4.3. 選択している面を内側に差し込む
  • 「Ⅰ」:マウスを移動させることで、面の内側に選択面を差し込む
現在選択している面をへこませることで、表紙部分と、紙束部分の段差を作りますが、表紙や背表紙など、本を覆う表紙部分の厚さの分は、段差を付ける必要がないので、選択している面を内側に縮小させていきます。
選択面を移動することで、新たな辺が追加され、それにより面が追加されました。

ここまでで、本を覆っている表紙、背表紙、裏表紙部分と、本のページの紙束部分に面がおおよそ分けられたと思います。

4.4. 微修正

背表紙や表紙部分など、まとめて辺を差し込んだことで厚みがイメージと異なるものになっているかもしれません。

今回は、表/裏表紙の厚さが適切になるところまで、面を差し込んだため、背表紙の厚みに違和感が出てしまいました。その点を修正していきます。

課題一覧:
- 1) 本のモデリング手順の文章によると、選択面を移動したことで何が追加されましたか。
- 2) 本のモデリング手順の文章から、「4.3. 選択している面を内側に差し込む」で始まり「しまいました。その点を修正していきます。」までの部分を、一字一句変えずに書き出してください。
- 3) 本のモデリング手順の文章の最後の文に続けて、その先を書き進めてください。

元データ:
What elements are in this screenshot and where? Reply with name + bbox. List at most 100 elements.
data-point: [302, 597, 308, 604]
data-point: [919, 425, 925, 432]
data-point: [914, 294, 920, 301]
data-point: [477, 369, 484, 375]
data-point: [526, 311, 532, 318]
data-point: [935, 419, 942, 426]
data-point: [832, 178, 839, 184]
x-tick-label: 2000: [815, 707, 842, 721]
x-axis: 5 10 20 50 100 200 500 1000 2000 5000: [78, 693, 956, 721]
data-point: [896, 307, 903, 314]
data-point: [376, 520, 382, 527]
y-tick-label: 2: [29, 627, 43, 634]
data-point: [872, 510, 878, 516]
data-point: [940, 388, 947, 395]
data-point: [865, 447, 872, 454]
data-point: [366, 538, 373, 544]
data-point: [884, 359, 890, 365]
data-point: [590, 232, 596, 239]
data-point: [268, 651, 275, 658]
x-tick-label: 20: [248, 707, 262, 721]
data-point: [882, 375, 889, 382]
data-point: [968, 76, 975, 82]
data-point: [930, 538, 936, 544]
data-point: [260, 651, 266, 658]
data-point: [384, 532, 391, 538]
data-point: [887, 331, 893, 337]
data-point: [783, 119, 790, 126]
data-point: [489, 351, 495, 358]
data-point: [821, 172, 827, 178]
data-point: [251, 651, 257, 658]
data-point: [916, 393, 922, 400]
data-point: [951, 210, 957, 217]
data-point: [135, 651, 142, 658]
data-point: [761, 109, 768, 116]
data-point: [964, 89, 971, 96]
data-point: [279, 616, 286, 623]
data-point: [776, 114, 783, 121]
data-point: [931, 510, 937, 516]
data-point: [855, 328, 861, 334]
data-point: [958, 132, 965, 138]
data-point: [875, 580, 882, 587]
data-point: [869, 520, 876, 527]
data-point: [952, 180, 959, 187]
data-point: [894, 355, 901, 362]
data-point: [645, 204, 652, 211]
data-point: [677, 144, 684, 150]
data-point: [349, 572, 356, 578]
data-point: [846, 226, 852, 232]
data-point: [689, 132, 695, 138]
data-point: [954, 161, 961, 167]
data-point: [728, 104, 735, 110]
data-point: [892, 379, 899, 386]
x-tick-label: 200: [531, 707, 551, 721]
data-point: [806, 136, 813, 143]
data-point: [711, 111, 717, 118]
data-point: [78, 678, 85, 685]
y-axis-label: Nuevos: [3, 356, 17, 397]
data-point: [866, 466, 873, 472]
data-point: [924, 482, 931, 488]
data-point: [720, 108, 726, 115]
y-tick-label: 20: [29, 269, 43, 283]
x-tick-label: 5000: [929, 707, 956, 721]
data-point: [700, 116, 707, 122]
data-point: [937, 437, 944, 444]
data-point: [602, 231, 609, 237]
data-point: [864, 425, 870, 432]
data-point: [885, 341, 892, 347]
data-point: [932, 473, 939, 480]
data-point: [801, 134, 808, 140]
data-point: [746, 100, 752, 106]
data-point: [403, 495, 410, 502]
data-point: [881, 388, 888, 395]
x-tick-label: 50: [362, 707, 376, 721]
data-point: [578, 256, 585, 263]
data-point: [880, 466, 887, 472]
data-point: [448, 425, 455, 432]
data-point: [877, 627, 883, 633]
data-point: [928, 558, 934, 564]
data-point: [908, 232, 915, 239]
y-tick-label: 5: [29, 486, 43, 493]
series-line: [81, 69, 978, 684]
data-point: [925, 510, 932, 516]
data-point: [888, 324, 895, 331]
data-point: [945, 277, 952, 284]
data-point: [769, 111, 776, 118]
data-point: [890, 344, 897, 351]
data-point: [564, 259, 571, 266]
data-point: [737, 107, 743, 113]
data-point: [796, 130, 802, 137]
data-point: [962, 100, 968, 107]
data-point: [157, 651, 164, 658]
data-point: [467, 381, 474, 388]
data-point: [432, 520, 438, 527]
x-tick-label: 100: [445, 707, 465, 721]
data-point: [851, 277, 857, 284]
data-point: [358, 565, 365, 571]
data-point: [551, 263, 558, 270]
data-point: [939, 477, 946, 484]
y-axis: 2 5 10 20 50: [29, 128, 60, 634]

解答:
- 1) 新たな辺が追加され、それによって面が追加されました。

- 2)
4.3. 選択している面を内側に差し込む
  • 「Ⅰ」:マウスを移動させることで、面の内側に選択面を差し込む
現在選択している面をへこませることで、表紙部分と、紙束部分の段差を作りますが、表紙や背表紙など、本を覆う表紙部分の厚さの分は、段差を付ける必要がないので、選択している面を内側に縮小させていきます。
選択面を移動することで、新たな辺が追加され、それにより面が追加されました。

ここまでで、本を覆っている表紙、背表紙、裏表紙部分と、本のページの紙束部分に面がおおよそ分けられたと思います。

4.4. 微修正

背表紙や表紙部分など、まとめて辺を差し込んだことで厚みがイメージと異なるものになっているかもしれません。

今回は、表/裏表紙の厚さが適切になるところまで、面を差し込んだため、背表紙の厚みに違和感が出てしまいました。その点を修正していきます。

- 3)
4.5. 辺選択(Edge Select)モードへ切り替え
  • 「2」:辺選択モードへ切り替え
  • 左上のモード切替から辺選択(Edge Select)を選択
4.6. 背表紙の厚みに当たる内側の辺を選択
  • 背表紙の厚みに当たる内側の6辺を選択
  • 「Shift」+「Ctrl」+「クリック」:複数選択+投げ縄選択
一辺を選択した状態で「Ctrl」を押しながら、もう一辺を選択することで、投げ縄選択(つながる辺をすべて選択)してくれます。

上下分の辺を選択するには、どちらか一方の辺を選択した状態で、カメラの視点をきりかえ、もう一方の辺を「Shift」を押しながら選択することで、複数選択可能です。

4.7. 辺の移動モードを切り替え

先ほどまでの編集の名残で、辺の移動がプロポーショナル編集モードとなっている場合、変更したときと同じ「O」キーで、プロポーショナル編集モードを解除します。

4.8. 選択した辺の移動
  • 「G」 + 「X」:X軸方向に辺を移動
背表紙の厚さが適切な位置になるところまで、辺を移動させます。上下両方の辺が移動できていることを確認します。


次にページとなる部分と、表紙部分に段差を付けていきます。
4.9. 面選択モード(Face Select)に切り替えてページ部分を選択
  • 先ほど「i」キーで内側に差し込んだ面部分だけを選択
本を覆っている表紙以外の、ページ部分に当たります。

選択する際には、クリックもしくは、ドラッグで「Shift」を押しながら選択することで、複数選択可能です。3面分すべて選択して、選択された面がオレンジになっていることを確認します。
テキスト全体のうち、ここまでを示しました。